→ TRY IT
Return the following entries exactly, word for word.

==============================

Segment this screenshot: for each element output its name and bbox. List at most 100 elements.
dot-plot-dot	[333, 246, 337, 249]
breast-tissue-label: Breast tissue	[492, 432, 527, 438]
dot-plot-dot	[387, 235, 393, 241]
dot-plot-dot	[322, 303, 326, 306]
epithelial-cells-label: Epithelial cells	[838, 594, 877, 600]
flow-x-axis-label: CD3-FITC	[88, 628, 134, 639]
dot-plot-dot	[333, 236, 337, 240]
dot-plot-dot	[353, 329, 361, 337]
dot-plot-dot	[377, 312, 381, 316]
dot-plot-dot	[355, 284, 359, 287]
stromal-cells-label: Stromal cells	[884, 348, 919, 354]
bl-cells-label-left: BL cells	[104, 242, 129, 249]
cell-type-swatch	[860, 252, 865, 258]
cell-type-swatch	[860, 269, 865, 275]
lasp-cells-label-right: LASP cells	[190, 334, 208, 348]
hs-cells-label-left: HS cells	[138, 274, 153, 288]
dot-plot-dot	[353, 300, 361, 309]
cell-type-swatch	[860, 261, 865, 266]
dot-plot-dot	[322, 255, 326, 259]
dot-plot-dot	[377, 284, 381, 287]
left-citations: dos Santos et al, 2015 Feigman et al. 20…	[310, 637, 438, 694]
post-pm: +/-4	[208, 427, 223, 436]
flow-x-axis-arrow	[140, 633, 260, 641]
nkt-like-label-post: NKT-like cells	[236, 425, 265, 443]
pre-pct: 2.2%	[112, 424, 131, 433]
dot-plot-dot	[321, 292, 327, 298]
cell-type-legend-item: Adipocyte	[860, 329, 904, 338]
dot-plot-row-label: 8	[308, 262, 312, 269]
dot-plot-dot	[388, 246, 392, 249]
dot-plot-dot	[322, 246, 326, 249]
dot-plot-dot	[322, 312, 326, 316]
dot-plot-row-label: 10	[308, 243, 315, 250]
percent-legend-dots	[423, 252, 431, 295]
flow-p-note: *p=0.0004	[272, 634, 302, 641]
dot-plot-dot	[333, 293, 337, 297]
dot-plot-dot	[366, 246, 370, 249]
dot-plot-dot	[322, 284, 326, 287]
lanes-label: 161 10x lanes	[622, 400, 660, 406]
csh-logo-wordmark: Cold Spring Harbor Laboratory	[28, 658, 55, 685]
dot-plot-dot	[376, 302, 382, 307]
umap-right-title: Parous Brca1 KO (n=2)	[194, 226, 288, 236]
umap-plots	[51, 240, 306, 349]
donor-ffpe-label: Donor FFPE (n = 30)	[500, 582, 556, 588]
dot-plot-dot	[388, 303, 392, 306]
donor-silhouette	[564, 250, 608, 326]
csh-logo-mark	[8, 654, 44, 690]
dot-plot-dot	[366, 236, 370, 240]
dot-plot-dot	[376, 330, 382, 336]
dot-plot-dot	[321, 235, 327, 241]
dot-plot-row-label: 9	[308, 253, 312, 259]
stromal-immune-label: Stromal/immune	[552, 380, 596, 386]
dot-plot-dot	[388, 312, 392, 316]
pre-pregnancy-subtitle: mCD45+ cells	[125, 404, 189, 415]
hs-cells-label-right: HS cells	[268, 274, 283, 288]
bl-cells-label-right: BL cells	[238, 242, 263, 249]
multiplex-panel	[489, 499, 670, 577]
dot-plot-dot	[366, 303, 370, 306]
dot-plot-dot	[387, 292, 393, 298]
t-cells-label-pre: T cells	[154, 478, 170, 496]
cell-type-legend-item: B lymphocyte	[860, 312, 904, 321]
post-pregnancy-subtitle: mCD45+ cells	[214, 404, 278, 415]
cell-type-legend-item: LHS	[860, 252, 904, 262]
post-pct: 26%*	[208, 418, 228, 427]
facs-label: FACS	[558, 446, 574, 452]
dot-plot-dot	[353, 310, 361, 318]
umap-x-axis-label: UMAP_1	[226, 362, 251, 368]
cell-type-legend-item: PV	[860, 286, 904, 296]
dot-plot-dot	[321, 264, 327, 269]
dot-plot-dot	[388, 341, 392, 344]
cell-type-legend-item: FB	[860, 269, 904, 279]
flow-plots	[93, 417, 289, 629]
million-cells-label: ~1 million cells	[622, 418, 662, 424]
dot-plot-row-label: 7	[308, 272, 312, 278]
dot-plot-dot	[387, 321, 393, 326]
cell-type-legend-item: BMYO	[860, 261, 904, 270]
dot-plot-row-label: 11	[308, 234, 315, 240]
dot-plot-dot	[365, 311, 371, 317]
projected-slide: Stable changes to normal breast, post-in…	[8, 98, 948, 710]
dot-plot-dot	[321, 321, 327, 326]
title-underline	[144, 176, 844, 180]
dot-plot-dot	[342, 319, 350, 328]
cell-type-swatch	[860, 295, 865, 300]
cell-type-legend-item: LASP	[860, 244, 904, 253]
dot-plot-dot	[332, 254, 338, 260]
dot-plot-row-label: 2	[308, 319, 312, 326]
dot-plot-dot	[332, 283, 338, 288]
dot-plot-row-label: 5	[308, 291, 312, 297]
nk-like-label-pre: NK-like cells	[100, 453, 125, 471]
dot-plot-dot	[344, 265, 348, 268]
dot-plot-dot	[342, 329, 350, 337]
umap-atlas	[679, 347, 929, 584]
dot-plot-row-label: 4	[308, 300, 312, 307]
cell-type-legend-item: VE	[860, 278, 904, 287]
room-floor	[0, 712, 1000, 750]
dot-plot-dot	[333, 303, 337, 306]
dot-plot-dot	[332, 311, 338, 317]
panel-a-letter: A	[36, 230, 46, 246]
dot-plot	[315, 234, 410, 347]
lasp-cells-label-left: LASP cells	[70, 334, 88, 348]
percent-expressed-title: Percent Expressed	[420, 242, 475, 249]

==============================

→ SOLVED EXERCISE
Segment this screenshot: for each element output its name and bbox. List at most 100 elements.
dot-plot-dot	[333, 246, 337, 249]
breast-tissue-label: Breast tissue	[492, 432, 527, 438]
dot-plot-dot	[387, 235, 393, 241]
dot-plot-dot	[322, 303, 326, 306]
epithelial-cells-label: Epithelial cells	[838, 594, 877, 600]
flow-x-axis-label: CD3-FITC	[88, 628, 134, 639]
dot-plot-dot	[333, 236, 337, 240]
dot-plot-dot	[353, 329, 361, 337]
dot-plot-dot	[377, 312, 381, 316]
dot-plot-dot	[355, 284, 359, 287]
stromal-cells-label: Stromal cells	[884, 348, 919, 354]
bl-cells-label-left: BL cells	[104, 242, 129, 249]
cell-type-swatch	[860, 252, 865, 258]
cell-type-swatch	[860, 269, 865, 275]
lasp-cells-label-right: LASP cells	[190, 334, 208, 348]
hs-cells-label-left: HS cells	[138, 274, 153, 288]
dot-plot-dot	[353, 300, 361, 309]
cell-type-swatch	[860, 261, 865, 266]
dot-plot-dot	[322, 255, 326, 259]
dot-plot-dot	[377, 284, 381, 287]
left-citations: dos Santos et al, 2015 Feigman et al. 20…	[310, 637, 438, 694]
post-pm: +/-4	[208, 427, 223, 436]
flow-x-axis-arrow	[140, 633, 260, 641]
nkt-like-label-post: NKT-like cells	[236, 425, 265, 443]
pre-pct: 2.2%	[112, 424, 131, 433]
dot-plot-dot	[321, 292, 327, 298]
cell-type-legend-item: Adipocyte	[860, 329, 904, 338]
dot-plot-row-label: 8	[308, 262, 312, 269]
dot-plot-dot	[388, 246, 392, 249]
dot-plot-dot	[322, 246, 326, 249]
dot-plot-dot	[322, 312, 326, 316]
dot-plot-row-label: 10	[308, 243, 315, 250]
percent-legend-dots	[423, 252, 431, 295]
flow-p-note: *p=0.0004	[272, 634, 302, 641]
dot-plot-dot	[333, 293, 337, 297]
dot-plot-dot	[366, 246, 370, 249]
dot-plot-dot	[322, 284, 326, 287]
lanes-label: 161 10x lanes	[622, 400, 660, 406]
csh-logo-wordmark: Cold Spring Harbor Laboratory	[28, 658, 55, 685]
dot-plot-dot	[376, 302, 382, 307]
umap-right-title: Parous Brca1 KO (n=2)	[194, 226, 288, 236]
umap-plots	[51, 240, 306, 349]
donor-ffpe-label: Donor FFPE (n = 30)	[500, 582, 556, 588]
dot-plot-dot	[388, 303, 392, 306]
donor-silhouette	[564, 250, 608, 326]
csh-logo-mark	[8, 654, 44, 690]
dot-plot-dot	[366, 236, 370, 240]
dot-plot-dot	[376, 330, 382, 336]
dot-plot-dot	[321, 235, 327, 241]
dot-plot-row-label: 9	[308, 253, 312, 259]
stromal-immune-label: Stromal/immune	[552, 380, 596, 386]
dot-plot-dot	[388, 312, 392, 316]
pre-pregnancy-subtitle: mCD45+ cells	[125, 404, 189, 415]
hs-cells-label-right: HS cells	[268, 274, 283, 288]
bl-cells-label-right: BL cells	[238, 242, 263, 249]
multiplex-panel	[489, 499, 670, 577]
dot-plot-dot	[366, 303, 370, 306]
dot-plot-dot	[387, 292, 393, 298]
t-cells-label-pre: T cells	[154, 478, 170, 496]
cell-type-legend-item: B lymphocyte	[860, 312, 904, 321]
post-pregnancy-subtitle: mCD45+ cells	[214, 404, 278, 415]
cell-type-legend-item: LHS	[860, 252, 904, 262]
post-pct: 26%*	[208, 418, 228, 427]
facs-label: FACS	[558, 446, 574, 452]
dot-plot-dot	[353, 310, 361, 318]
umap-x-axis-label: UMAP_1	[226, 362, 251, 368]
cell-type-legend-item: PV	[860, 286, 904, 296]
dot-plot-dot	[321, 264, 327, 269]
dot-plot-dot	[388, 341, 392, 344]
cell-type-legend-item: FB	[860, 269, 904, 279]
flow-plots	[93, 417, 289, 629]
million-cells-label: ~1 million cells	[622, 418, 662, 424]
dot-plot-row-label: 7	[308, 272, 312, 278]
dot-plot-dot	[387, 321, 393, 326]
cell-type-legend-item: BMYO	[860, 261, 904, 270]
dot-plot-row-label: 11	[308, 234, 315, 240]
dot-plot-dot	[365, 311, 371, 317]
projected-slide: Stable changes to normal breast, post-in…	[8, 98, 948, 710]
dot-plot-dot	[321, 321, 327, 326]
title-underline	[144, 176, 844, 180]
dot-plot-dot	[342, 319, 350, 328]
cell-type-swatch	[860, 295, 865, 300]
cell-type-legend-item: LASP	[860, 244, 904, 253]
dot-plot-dot	[332, 254, 338, 260]
dot-plot-row-label: 2	[308, 319, 312, 326]
dot-plot-dot	[332, 283, 338, 288]
dot-plot-row-label: 5	[308, 291, 312, 297]
nk-like-label-pre: NK-like cells	[100, 453, 125, 471]
dot-plot-dot	[344, 265, 348, 268]
dot-plot-dot	[342, 329, 350, 337]
umap-atlas	[679, 347, 929, 584]
dot-plot-row-label: 4	[308, 300, 312, 307]
cell-type-legend-item: VE	[860, 278, 904, 287]
room-floor	[0, 712, 1000, 750]
dot-plot-dot	[333, 303, 337, 306]
dot-plot-dot	[332, 311, 338, 317]
panel-a-letter: A	[36, 230, 46, 246]
dot-plot	[315, 234, 410, 347]
lasp-cells-label-left: LASP cells	[70, 334, 88, 348]
percent-expressed-title: Percent Expressed	[420, 242, 475, 249]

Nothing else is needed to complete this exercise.